## [WHAT YOU HAVE TO DO]
Images excluded, repeat each entry below exactly.

## [RECORDS]
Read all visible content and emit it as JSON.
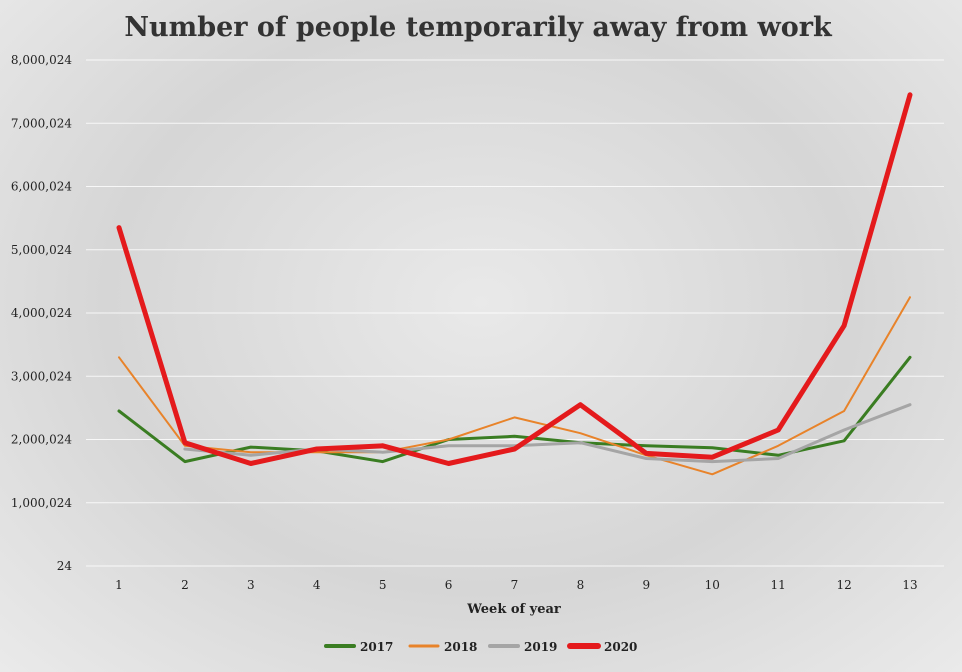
{
  "chart_data": {
    "type": "line",
    "title": "Number of people temporarily away from work",
    "xlabel": "Week of year",
    "ylabel": "",
    "x": [
      1,
      2,
      3,
      4,
      5,
      6,
      7,
      8,
      9,
      10,
      11,
      12,
      13
    ],
    "y_ticks": [
      "24",
      "1,000,024",
      "2,000,024",
      "3,000,024",
      "4,000,024",
      "5,000,024",
      "6,000,024",
      "7,000,024",
      "8,000,024"
    ],
    "ylim": [
      24,
      8000024
    ],
    "grid": "horizontal",
    "legend_position": "bottom",
    "series": [
      {
        "name": "2017",
        "color": "#3a7d22",
        "width": 3,
        "values": [
          2450000,
          1650000,
          1880000,
          1820000,
          1650000,
          2000000,
          2050000,
          1950000,
          1900000,
          1870000,
          1750000,
          1980000,
          3300000
        ]
      },
      {
        "name": "2018",
        "color": "#e8832a",
        "width": 2,
        "values": [
          3300000,
          1900000,
          1800000,
          1800000,
          1800000,
          2000000,
          2350000,
          2100000,
          1750000,
          1450000,
          1900000,
          2450000,
          4250000
        ]
      },
      {
        "name": "2019",
        "color": "#a5a5a5",
        "width": 3,
        "values": [
          null,
          1850000,
          1750000,
          1850000,
          1800000,
          1900000,
          1900000,
          1950000,
          1700000,
          1650000,
          1700000,
          2150000,
          2550000
        ]
      },
      {
        "name": "2020",
        "color": "#e41a1c",
        "width": 5,
        "values": [
          5350000,
          1950000,
          1620000,
          1850000,
          1900000,
          1620000,
          1850000,
          2550000,
          1780000,
          1720000,
          2150000,
          3800000,
          7450000
        ]
      }
    ]
  }
}
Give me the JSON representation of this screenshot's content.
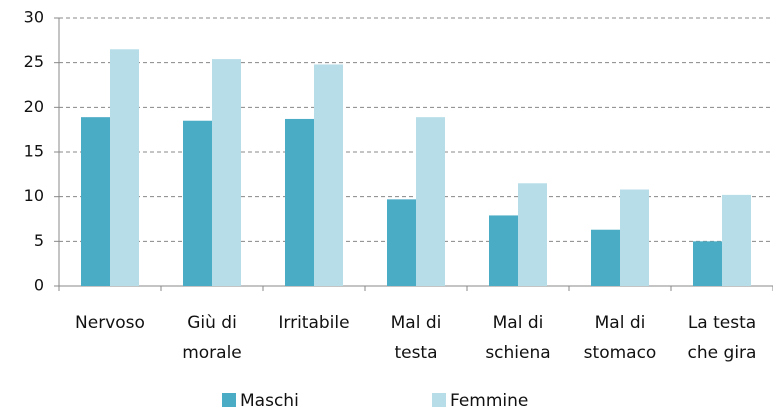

## [FINAL ANSWER]
Read all visible content and emit it as JSON.
{
  "chart_data": {
    "type": "line",
    "title": "Number of people temporarily away from work",
    "xlabel": "Week of year",
    "ylabel": "",
    "x": [
      1,
      2,
      3,
      4,
      5,
      6,
      7,
      8,
      9,
      10,
      11,
      12,
      13
    ],
    "y_ticks": [
      "24",
      "1,000,024",
      "2,000,024",
      "3,000,024",
      "4,000,024",
      "5,000,024",
      "6,000,024",
      "7,000,024",
      "8,000,024"
    ],
    "ylim": [
      24,
      8000024
    ],
    "grid": "horizontal",
    "legend_position": "bottom",
    "series": [
      {
        "name": "2017",
        "color": "#3a7d22",
        "width": 3,
        "values": [
          2450000,
          1650000,
          1880000,
          1820000,
          1650000,
          2000000,
          2050000,
          1950000,
          1900000,
          1870000,
          1750000,
          1980000,
          3300000
        ]
      },
      {
        "name": "2018",
        "color": "#e8832a",
        "width": 2,
        "values": [
          3300000,
          1900000,
          1800000,
          1800000,
          1800000,
          2000000,
          2350000,
          2100000,
          1750000,
          1450000,
          1900000,
          2450000,
          4250000
        ]
      },
      {
        "name": "2019",
        "color": "#a5a5a5",
        "width": 3,
        "values": [
          null,
          1850000,
          1750000,
          1850000,
          1800000,
          1900000,
          1900000,
          1950000,
          1700000,
          1650000,
          1700000,
          2150000,
          2550000
        ]
      },
      {
        "name": "2020",
        "color": "#e41a1c",
        "width": 5,
        "values": [
          5350000,
          1950000,
          1620000,
          1850000,
          1900000,
          1620000,
          1850000,
          2550000,
          1780000,
          1720000,
          2150000,
          3800000,
          7450000
        ]
      }
    ]
  }
}
Give me the JSON representation of this screenshot's content.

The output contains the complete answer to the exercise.